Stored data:
# # # # # # #
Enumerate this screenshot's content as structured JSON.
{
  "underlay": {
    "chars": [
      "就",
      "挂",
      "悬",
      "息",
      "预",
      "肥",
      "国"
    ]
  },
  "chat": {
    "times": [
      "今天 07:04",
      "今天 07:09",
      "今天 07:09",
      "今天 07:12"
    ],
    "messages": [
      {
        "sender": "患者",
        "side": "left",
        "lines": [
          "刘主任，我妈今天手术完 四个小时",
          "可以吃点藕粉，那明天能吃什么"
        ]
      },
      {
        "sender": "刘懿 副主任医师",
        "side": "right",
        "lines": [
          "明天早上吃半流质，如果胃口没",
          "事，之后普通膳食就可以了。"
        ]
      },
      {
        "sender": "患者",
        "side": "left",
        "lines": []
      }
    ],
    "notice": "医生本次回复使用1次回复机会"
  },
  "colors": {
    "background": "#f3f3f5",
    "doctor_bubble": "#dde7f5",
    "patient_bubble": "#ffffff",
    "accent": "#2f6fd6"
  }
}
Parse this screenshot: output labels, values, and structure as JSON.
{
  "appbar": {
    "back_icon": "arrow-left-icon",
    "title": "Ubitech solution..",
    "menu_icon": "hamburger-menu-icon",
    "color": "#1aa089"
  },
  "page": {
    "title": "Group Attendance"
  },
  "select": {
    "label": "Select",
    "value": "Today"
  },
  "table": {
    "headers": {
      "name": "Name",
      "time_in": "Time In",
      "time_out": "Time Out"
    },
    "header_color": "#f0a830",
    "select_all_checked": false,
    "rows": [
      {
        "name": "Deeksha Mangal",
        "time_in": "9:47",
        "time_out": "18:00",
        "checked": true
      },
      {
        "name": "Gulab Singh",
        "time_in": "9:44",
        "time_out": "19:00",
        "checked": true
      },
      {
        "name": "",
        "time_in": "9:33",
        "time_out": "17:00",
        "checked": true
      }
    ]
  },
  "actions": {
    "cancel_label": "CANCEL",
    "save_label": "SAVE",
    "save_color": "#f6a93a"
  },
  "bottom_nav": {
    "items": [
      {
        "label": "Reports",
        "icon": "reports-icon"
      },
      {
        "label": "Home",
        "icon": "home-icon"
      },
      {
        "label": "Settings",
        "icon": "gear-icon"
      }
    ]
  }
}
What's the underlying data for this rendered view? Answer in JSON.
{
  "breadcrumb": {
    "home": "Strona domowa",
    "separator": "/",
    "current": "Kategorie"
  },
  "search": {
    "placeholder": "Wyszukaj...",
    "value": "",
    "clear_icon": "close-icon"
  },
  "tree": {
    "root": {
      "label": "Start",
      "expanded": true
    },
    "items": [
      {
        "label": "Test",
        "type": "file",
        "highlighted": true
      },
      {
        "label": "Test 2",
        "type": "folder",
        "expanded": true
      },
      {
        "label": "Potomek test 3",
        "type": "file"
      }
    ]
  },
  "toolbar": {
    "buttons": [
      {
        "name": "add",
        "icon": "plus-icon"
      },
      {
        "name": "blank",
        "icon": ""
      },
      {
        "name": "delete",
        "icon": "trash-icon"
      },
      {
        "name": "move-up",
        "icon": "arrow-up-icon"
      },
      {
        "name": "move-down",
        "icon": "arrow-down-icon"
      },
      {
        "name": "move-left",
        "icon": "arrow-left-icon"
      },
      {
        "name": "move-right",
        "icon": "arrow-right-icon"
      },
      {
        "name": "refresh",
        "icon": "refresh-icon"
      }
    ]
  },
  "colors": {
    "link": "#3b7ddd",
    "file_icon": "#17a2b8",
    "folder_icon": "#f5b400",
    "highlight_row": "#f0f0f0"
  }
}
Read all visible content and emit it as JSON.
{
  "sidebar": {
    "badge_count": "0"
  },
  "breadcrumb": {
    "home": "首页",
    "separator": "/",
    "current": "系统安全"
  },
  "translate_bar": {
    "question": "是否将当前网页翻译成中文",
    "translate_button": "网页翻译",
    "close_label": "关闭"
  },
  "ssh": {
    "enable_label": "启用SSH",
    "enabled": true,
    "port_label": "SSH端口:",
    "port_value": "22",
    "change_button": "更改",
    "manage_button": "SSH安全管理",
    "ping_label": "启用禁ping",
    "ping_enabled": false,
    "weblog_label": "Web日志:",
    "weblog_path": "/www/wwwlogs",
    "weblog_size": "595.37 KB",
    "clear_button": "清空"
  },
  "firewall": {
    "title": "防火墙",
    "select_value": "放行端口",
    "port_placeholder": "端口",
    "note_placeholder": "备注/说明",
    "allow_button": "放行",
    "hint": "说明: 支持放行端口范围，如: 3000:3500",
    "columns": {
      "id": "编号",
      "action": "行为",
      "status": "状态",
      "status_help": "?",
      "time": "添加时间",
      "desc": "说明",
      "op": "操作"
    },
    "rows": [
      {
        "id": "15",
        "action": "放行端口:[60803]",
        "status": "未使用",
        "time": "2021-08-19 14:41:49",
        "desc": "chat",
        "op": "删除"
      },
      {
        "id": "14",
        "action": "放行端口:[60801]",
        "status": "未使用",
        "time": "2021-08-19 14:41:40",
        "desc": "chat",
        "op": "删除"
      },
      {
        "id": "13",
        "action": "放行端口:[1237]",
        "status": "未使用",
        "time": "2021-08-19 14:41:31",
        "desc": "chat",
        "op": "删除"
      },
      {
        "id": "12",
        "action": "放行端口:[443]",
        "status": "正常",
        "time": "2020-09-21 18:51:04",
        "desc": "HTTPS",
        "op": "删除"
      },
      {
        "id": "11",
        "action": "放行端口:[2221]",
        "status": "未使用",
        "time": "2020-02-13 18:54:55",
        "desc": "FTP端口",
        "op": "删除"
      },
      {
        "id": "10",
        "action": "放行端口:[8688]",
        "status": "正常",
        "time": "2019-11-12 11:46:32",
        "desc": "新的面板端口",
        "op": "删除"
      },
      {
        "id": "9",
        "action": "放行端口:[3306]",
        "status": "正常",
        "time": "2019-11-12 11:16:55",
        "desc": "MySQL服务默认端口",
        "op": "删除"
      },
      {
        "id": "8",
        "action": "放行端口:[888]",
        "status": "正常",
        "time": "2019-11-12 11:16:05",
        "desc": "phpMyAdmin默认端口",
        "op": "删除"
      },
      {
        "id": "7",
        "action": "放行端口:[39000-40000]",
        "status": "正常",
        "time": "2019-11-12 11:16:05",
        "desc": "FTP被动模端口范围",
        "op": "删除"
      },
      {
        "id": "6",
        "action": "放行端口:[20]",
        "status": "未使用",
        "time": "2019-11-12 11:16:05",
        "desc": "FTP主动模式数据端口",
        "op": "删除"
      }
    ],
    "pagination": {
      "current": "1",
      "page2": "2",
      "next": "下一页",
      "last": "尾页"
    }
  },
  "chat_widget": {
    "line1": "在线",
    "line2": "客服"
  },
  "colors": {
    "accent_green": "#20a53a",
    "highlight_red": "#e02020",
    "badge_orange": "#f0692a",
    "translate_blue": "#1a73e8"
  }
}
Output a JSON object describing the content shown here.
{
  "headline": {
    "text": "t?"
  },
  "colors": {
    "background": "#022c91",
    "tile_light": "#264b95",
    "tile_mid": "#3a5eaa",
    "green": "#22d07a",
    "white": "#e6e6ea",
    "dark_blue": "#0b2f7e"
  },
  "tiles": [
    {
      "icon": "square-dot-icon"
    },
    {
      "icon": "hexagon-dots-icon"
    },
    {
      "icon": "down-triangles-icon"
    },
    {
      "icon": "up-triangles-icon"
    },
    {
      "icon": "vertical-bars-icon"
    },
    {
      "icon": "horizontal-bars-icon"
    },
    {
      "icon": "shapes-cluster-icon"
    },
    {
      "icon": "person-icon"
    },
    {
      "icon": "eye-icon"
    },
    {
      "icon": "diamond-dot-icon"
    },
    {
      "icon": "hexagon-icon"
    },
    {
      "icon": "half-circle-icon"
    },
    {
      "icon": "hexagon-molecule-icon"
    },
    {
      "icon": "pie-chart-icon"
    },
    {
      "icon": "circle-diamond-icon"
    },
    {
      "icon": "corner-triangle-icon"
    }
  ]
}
# # # # # # #
▶ **WRITTEN PROBLEM**
Go through the records and pull out each line that includes the word "content".

▶ **ANSWER TO THE TASK**
Enumerate this screenshot's content as structured JSON.
Read all visible content and emit it as JSON.
Output a JSON object describing the content shown here.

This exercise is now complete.